Pull out every line below that contains the word "solid".

--- start ---

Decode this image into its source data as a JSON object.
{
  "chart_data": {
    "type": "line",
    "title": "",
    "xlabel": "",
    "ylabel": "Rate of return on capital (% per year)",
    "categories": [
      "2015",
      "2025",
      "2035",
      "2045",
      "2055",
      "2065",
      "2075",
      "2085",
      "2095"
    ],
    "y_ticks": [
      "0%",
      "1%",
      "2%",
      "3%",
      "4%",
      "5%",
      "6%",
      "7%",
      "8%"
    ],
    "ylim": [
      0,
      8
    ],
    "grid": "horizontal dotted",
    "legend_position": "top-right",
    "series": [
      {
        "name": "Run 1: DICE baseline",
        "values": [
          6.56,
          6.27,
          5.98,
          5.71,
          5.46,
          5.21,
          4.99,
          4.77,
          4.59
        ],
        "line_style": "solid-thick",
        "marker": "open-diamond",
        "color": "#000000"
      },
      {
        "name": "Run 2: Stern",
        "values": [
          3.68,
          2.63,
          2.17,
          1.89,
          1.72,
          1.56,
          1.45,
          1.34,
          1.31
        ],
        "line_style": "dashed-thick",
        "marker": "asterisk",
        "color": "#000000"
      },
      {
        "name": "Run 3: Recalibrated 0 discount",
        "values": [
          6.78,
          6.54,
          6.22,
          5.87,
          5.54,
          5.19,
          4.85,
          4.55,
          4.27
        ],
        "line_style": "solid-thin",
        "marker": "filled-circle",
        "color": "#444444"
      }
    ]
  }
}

--- end ---
--- start ---

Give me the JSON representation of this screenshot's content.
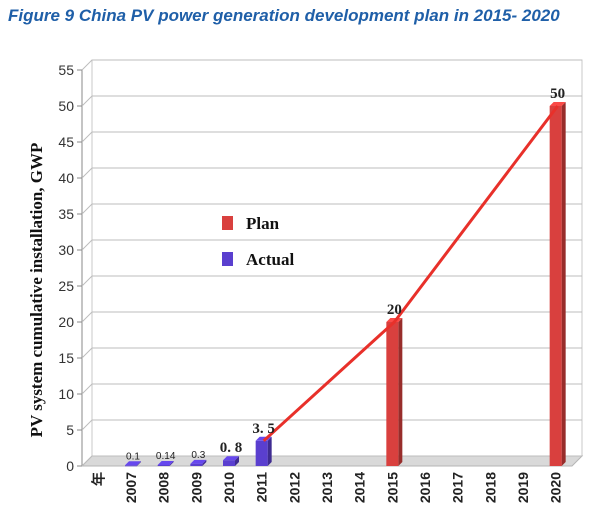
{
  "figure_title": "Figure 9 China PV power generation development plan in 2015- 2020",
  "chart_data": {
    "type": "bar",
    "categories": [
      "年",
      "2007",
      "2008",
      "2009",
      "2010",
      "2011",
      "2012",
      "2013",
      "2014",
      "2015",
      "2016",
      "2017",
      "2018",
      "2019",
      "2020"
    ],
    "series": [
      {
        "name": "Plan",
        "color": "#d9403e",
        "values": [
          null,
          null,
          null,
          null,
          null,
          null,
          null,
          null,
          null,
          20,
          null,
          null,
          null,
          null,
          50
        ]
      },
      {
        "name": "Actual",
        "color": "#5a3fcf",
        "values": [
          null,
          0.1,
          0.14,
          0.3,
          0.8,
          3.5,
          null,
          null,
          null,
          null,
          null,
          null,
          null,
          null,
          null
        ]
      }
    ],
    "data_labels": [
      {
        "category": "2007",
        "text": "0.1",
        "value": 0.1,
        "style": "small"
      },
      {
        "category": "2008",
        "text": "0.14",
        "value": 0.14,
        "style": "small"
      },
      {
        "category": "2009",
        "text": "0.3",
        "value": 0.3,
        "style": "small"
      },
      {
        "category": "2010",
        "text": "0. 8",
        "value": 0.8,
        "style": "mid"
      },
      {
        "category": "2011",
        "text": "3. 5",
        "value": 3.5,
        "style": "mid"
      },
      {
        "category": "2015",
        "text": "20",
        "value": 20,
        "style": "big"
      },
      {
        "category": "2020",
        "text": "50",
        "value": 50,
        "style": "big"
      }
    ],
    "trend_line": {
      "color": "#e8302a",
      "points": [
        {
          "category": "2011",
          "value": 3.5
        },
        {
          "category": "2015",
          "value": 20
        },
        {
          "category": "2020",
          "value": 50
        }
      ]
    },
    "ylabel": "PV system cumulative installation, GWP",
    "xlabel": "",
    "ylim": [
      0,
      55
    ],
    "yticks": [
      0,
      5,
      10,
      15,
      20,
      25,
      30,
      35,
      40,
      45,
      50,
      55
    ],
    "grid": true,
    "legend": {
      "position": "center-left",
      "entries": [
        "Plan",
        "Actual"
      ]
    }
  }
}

--- end ---

Answer for this exercise:
        "line_style": "solid-thick",
        "line_style": "solid-thin",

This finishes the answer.